Structured figure records.
++++++

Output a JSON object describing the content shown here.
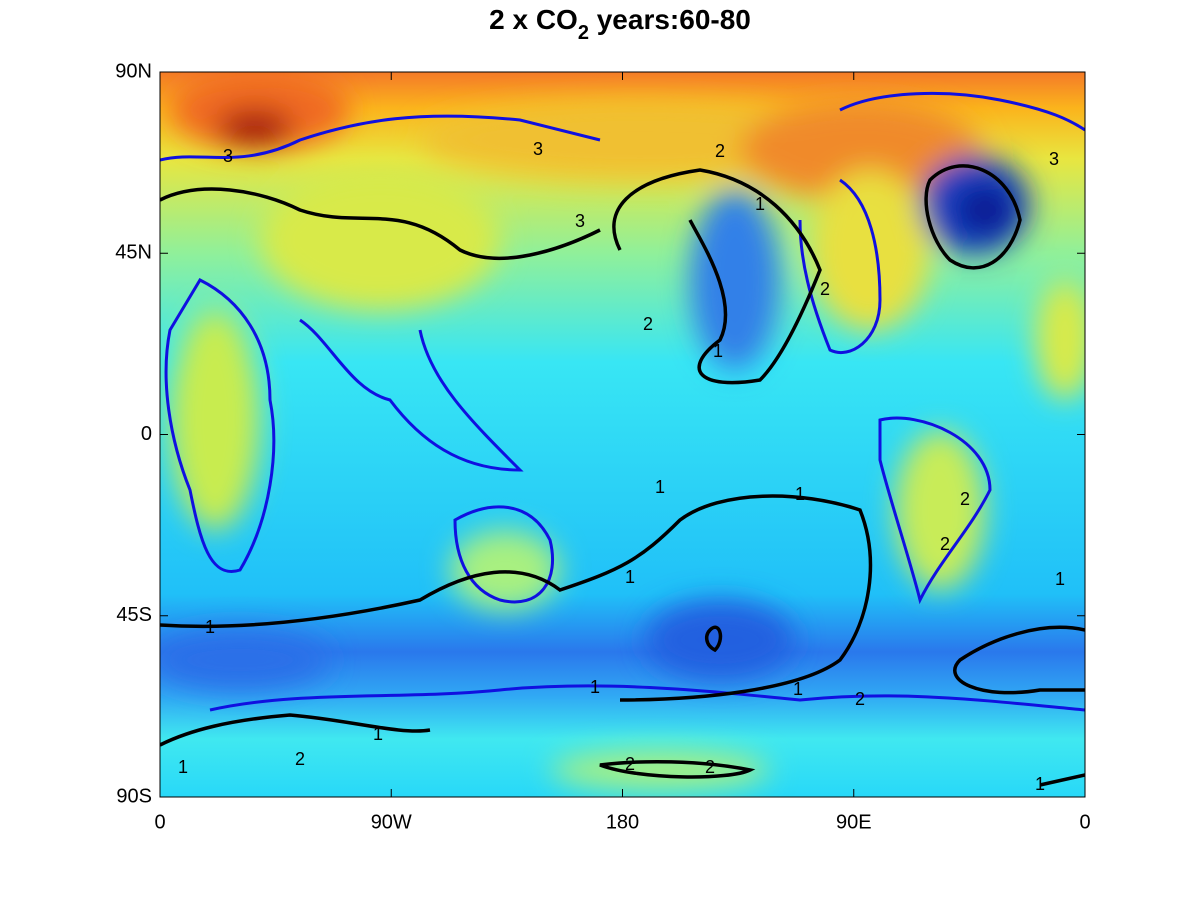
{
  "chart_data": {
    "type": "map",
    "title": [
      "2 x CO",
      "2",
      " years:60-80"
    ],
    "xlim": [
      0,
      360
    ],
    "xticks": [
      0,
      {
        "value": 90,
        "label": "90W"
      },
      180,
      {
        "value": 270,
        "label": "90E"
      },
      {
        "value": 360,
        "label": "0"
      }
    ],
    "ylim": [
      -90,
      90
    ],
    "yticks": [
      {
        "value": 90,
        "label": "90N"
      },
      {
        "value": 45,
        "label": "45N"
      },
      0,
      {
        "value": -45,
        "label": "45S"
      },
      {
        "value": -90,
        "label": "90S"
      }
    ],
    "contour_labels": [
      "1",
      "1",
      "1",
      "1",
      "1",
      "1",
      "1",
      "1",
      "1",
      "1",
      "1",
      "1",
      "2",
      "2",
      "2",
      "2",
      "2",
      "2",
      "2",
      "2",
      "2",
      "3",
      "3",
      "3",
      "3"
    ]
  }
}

++++++

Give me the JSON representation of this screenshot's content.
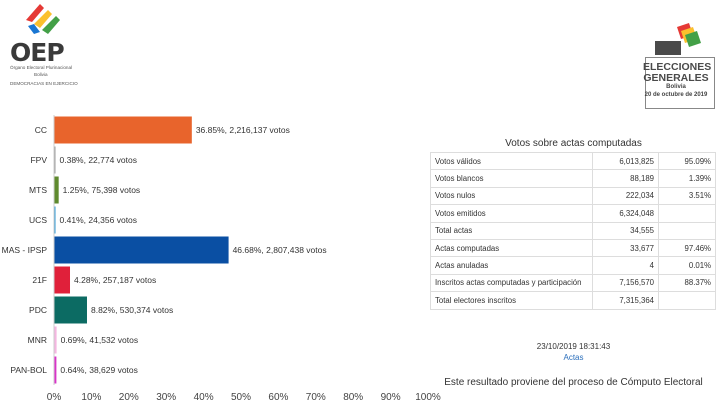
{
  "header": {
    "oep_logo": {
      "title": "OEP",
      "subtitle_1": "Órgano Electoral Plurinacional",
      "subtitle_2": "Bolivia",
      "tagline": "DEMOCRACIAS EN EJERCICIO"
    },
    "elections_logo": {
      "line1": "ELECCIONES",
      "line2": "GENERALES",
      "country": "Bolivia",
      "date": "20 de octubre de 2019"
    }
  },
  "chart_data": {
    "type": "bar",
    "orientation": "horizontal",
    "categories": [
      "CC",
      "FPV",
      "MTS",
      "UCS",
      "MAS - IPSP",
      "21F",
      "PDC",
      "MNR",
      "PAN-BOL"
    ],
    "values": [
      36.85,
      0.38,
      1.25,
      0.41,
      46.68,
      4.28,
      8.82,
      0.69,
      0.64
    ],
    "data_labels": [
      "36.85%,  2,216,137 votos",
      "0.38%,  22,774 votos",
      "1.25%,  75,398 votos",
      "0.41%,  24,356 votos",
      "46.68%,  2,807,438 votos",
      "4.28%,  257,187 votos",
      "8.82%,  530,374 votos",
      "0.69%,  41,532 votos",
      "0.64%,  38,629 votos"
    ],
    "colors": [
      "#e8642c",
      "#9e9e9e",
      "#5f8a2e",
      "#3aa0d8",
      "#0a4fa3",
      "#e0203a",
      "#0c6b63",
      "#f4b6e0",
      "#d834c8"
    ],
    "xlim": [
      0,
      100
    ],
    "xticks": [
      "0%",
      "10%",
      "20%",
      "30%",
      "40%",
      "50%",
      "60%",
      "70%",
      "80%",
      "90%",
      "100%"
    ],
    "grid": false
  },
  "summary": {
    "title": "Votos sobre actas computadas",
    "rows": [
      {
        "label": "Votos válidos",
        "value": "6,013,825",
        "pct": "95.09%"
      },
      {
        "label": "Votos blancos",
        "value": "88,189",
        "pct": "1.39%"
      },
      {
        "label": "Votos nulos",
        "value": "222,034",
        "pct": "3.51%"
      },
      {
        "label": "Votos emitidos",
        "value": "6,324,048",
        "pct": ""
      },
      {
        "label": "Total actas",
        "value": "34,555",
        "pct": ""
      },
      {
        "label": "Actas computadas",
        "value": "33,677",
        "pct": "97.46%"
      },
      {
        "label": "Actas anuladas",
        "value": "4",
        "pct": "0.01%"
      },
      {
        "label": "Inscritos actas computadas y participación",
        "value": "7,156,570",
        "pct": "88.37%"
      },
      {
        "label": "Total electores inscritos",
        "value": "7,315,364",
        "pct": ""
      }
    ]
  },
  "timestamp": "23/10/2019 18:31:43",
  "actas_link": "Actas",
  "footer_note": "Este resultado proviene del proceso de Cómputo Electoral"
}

++++++

Work to complete. Give the number of lines in the entries above that include the string "computadas". No other output is expected.

Result. 3